**TASK OBJECTIVE**
Without the pictures, give the entries below again exactly as written.

Saved data entries:
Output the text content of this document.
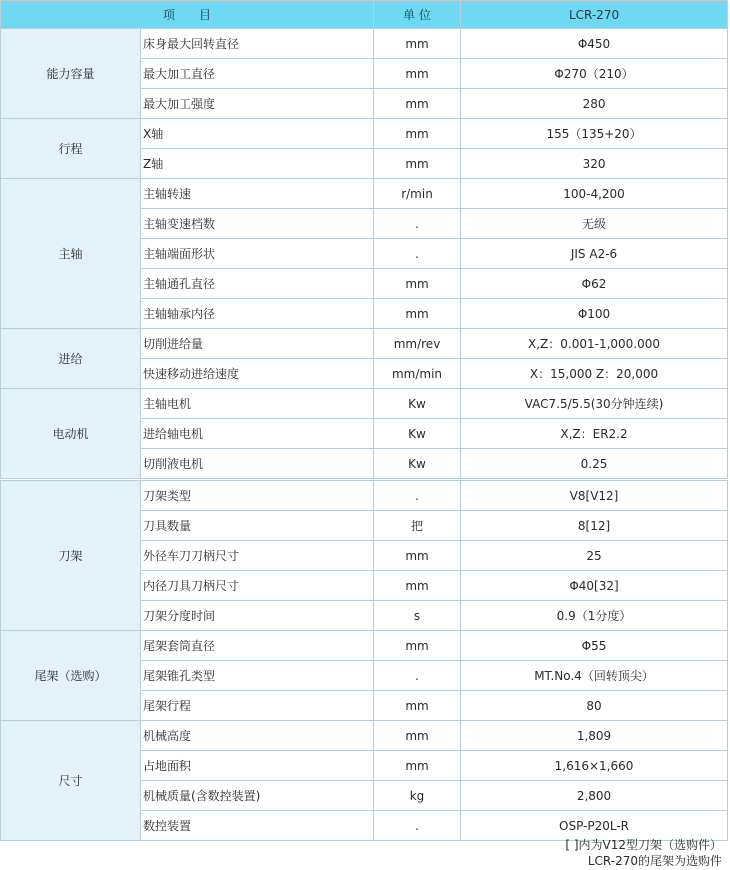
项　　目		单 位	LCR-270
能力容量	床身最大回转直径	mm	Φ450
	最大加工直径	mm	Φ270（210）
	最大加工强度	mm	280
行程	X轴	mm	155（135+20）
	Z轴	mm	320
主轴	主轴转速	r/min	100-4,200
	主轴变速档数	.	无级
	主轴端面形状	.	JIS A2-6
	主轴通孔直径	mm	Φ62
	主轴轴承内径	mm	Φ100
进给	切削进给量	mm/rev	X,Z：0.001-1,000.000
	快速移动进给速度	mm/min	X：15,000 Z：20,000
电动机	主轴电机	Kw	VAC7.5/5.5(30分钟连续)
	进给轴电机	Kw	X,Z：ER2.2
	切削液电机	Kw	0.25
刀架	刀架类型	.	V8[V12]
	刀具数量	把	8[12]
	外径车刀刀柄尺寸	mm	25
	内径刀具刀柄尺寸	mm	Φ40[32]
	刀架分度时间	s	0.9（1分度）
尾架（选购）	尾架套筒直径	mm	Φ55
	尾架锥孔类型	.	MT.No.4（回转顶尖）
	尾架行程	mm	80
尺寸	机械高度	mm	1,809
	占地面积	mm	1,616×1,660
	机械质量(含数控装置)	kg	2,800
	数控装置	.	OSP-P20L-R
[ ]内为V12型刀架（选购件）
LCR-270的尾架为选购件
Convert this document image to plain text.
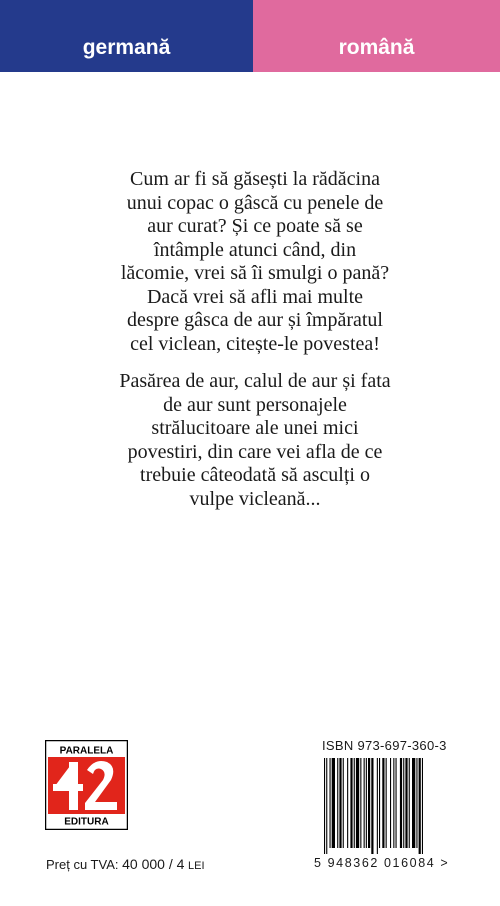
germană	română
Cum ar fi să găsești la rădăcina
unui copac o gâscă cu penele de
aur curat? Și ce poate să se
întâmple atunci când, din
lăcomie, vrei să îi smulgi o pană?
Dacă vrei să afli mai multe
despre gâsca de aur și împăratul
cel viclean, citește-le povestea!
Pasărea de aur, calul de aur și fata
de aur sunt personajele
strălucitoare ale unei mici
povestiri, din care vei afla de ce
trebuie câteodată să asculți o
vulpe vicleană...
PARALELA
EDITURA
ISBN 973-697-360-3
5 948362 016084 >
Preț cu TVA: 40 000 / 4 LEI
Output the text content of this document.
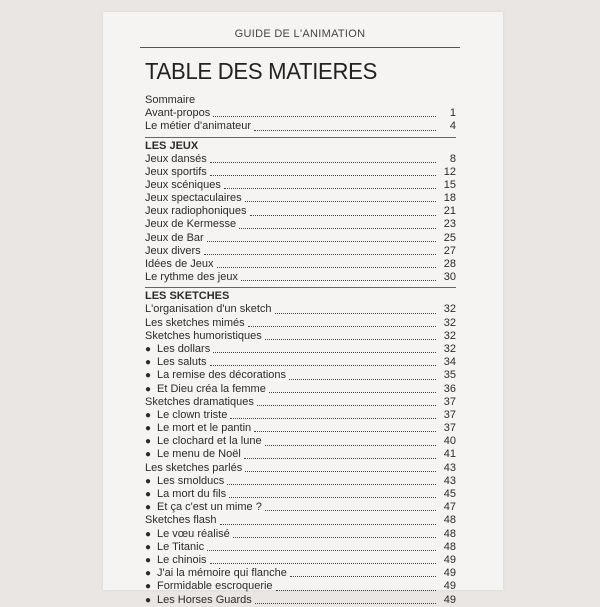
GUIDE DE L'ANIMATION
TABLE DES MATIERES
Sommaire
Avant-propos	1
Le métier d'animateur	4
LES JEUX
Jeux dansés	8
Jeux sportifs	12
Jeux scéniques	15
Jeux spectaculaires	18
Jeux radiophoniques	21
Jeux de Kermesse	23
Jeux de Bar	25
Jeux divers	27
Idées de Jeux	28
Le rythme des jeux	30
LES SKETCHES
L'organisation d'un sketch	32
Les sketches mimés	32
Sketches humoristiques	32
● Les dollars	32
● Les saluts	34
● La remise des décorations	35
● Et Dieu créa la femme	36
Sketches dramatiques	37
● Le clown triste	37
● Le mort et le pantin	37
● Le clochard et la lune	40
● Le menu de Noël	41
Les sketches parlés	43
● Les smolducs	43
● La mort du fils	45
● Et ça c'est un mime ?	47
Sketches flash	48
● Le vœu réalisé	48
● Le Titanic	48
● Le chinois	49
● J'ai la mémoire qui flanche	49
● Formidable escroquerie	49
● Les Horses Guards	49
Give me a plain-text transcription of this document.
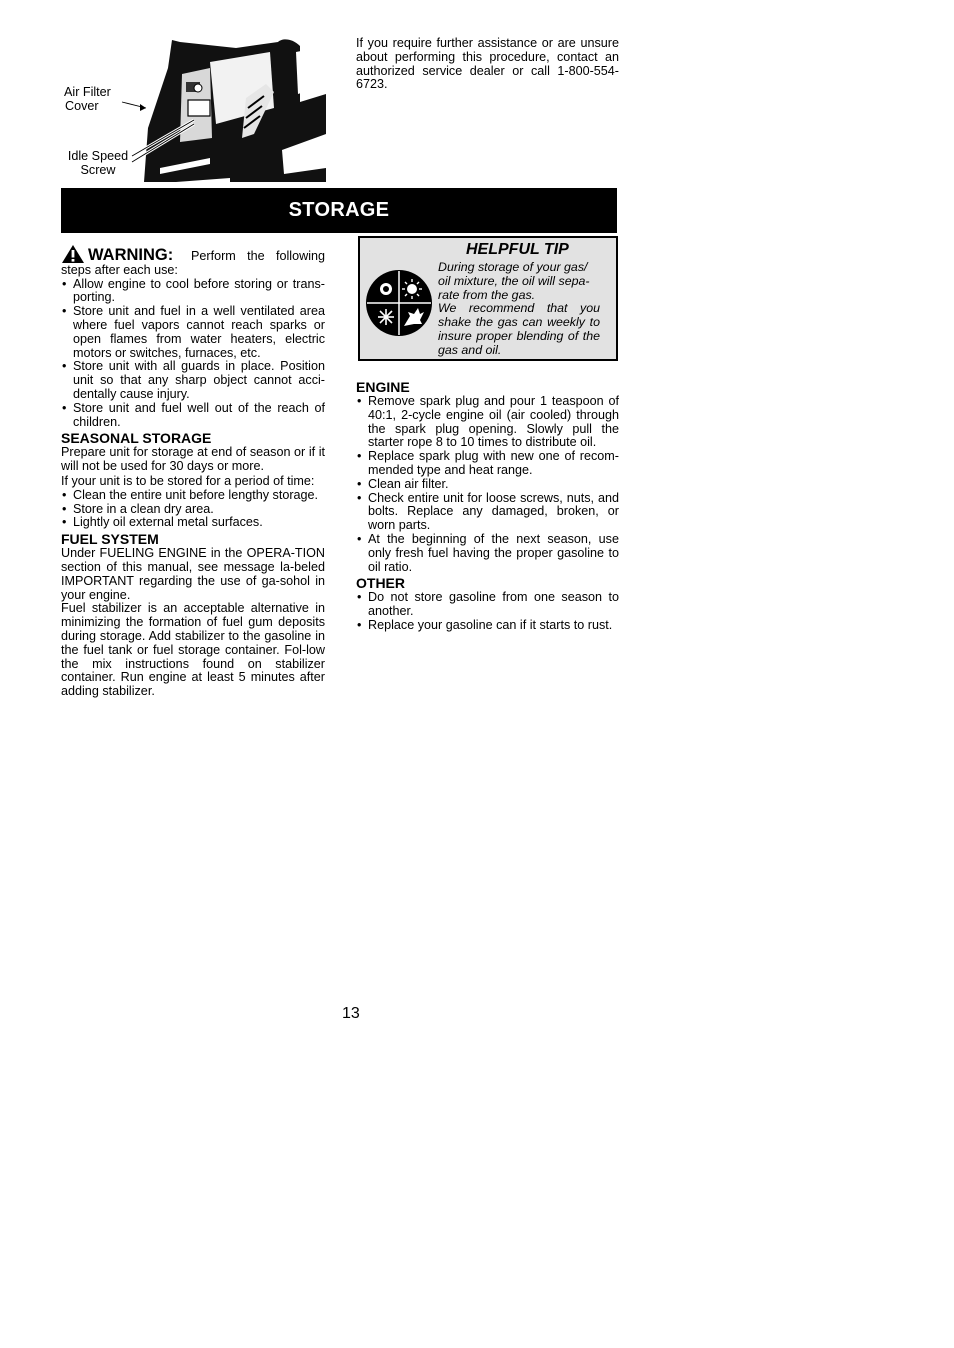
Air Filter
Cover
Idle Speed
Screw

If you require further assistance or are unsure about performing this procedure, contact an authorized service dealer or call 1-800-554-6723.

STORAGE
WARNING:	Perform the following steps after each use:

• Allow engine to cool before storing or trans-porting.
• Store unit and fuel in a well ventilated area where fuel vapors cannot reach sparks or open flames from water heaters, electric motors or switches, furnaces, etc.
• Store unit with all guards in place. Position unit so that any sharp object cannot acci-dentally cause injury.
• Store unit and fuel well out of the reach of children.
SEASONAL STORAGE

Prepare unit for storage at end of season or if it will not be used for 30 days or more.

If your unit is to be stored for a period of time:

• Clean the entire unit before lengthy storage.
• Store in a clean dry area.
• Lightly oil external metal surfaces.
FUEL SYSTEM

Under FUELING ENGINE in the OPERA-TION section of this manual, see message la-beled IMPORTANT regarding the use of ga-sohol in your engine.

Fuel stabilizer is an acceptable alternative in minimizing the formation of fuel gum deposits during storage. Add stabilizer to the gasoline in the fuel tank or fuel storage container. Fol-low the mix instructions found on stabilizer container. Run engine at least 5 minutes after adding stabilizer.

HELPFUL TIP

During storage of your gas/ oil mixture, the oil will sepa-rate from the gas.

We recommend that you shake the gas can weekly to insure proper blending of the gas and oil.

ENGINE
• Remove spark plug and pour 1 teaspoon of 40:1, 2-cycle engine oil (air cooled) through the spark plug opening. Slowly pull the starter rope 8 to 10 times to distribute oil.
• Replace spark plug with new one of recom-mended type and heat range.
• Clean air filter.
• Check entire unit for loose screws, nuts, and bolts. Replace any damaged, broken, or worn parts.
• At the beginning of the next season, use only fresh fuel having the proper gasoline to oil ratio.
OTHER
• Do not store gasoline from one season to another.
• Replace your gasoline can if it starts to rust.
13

**FINISHED ANSWER**
Output the text content of this document.
项　　目		单 位	LCR-270
能力容量	床身最大回转直径	mm	Φ450
	最大加工直径	mm	Φ270（210）
	最大加工强度	mm	280
行程	X轴	mm	155（135+20）
	Z轴	mm	320
主轴	主轴转速	r/min	100-4,200
	主轴变速档数	.	无级
	主轴端面形状	.	JIS A2-6
	主轴通孔直径	mm	Φ62
	主轴轴承内径	mm	Φ100
进给	切削进给量	mm/rev	X,Z：0.001-1,000.000
	快速移动进给速度	mm/min	X：15,000 Z：20,000
电动机	主轴电机	Kw	VAC7.5/5.5(30分钟连续)
	进给轴电机	Kw	X,Z：ER2.2
	切削液电机	Kw	0.25
刀架	刀架类型	.	V8[V12]
	刀具数量	把	8[12]
	外径车刀刀柄尺寸	mm	25
	内径刀具刀柄尺寸	mm	Φ40[32]
	刀架分度时间	s	0.9（1分度）
尾架（选购）	尾架套筒直径	mm	Φ55
	尾架锥孔类型	.	MT.No.4（回转顶尖）
	尾架行程	mm	80
尺寸	机械高度	mm	1,809
	占地面积	mm	1,616×1,660
	机械质量(含数控装置)	kg	2,800
	数控装置	.	OSP-P20L-R
[ ]内为V12型刀架（选购件）
LCR-270的尾架为选购件
Convert this document image to plain text.
germană	română
Cum ar fi să găsești la rădăcina
unui copac o gâscă cu penele de
aur curat? Și ce poate să se
întâmple atunci când, din
lăcomie, vrei să îi smulgi o pană?
Dacă vrei să afli mai multe
despre gâsca de aur și împăratul
cel viclean, citește-le povestea!
Pasărea de aur, calul de aur și fata
de aur sunt personajele
strălucitoare ale unei mici
povestiri, din care vei afla de ce
trebuie câteodată să asculți o
vulpe vicleană...
PARALELA
EDITURA
ISBN 973-697-360-3
5 948362 016084 >
Preț cu TVA: 40 000 / 4 LEI
Output the text content of this document.
GUIDE DE L'ANIMATION
TABLE DES MATIERES
Sommaire
Avant-propos	1
Le métier d'animateur	4
LES JEUX
Jeux dansés	8
Jeux sportifs	12
Jeux scéniques	15
Jeux spectaculaires	18
Jeux radiophoniques	21
Jeux de Kermesse	23
Jeux de Bar	25
Jeux divers	27
Idées de Jeux	28
Le rythme des jeux	30
LES SKETCHES
L'organisation d'un sketch	32
Les sketches mimés	32
Sketches humoristiques	32
● Les dollars	32
● Les saluts	34
● La remise des décorations	35
● Et Dieu créa la femme	36
Sketches dramatiques	37
● Le clown triste	37
● Le mort et le pantin	37
● Le clochard et la lune	40
● Le menu de Noël	41
Les sketches parlés	43
● Les smolducs	43
● La mort du fils	45
● Et ça c'est un mime ?	47
Sketches flash	48
● Le vœu réalisé	48
● Le Titanic	48
● Le chinois	49
● J'ai la mémoire qui flanche	49
● Formidable escroquerie	49
● Les Horses Guards	49
Give me a plain-text transcription of this document.
Air Filter
Cover
Idle Speed
Screw

If you require further assistance or are unsure about performing this procedure, contact an authorized service dealer or call 1-800-554-6723.

STORAGE
WARNING:	Perform the following steps after each use:

• Allow engine to cool before storing or trans-porting.
• Store unit and fuel in a well ventilated area where fuel vapors cannot reach sparks or open flames from water heaters, electric motors or switches, furnaces, etc.
• Store unit with all guards in place. Position unit so that any sharp object cannot acci-dentally cause injury.
• Store unit and fuel well out of the reach of children.
SEASONAL STORAGE

Prepare unit for storage at end of season or if it will not be used for 30 days or more.

If your unit is to be stored for a period of time:

• Clean the entire unit before lengthy storage.
• Store in a clean dry area.
• Lightly oil external metal surfaces.
FUEL SYSTEM

Under FUELING ENGINE in the OPERA-TION section of this manual, see message la-beled IMPORTANT regarding the use of ga-sohol in your engine.

Fuel stabilizer is an acceptable alternative in minimizing the formation of fuel gum deposits during storage. Add stabilizer to the gasoline in the fuel tank or fuel storage container. Fol-low the mix instructions found on stabilizer container. Run engine at least 5 minutes after adding stabilizer.

HELPFUL TIP

During storage of your gas/ oil mixture, the oil will sepa-rate from the gas.

We recommend that you shake the gas can weekly to insure proper blending of the gas and oil.

ENGINE
• Remove spark plug and pour 1 teaspoon of 40:1, 2-cycle engine oil (air cooled) through the spark plug opening. Slowly pull the starter rope 8 to 10 times to distribute oil.
• Replace spark plug with new one of recom-mended type and heat range.
• Clean air filter.
• Check entire unit for loose screws, nuts, and bolts. Replace any damaged, broken, or worn parts.
• At the beginning of the next season, use only fresh fuel having the proper gasoline to oil ratio.
OTHER
• Do not store gasoline from one season to another.
• Replace your gasoline can if it starts to rust.
13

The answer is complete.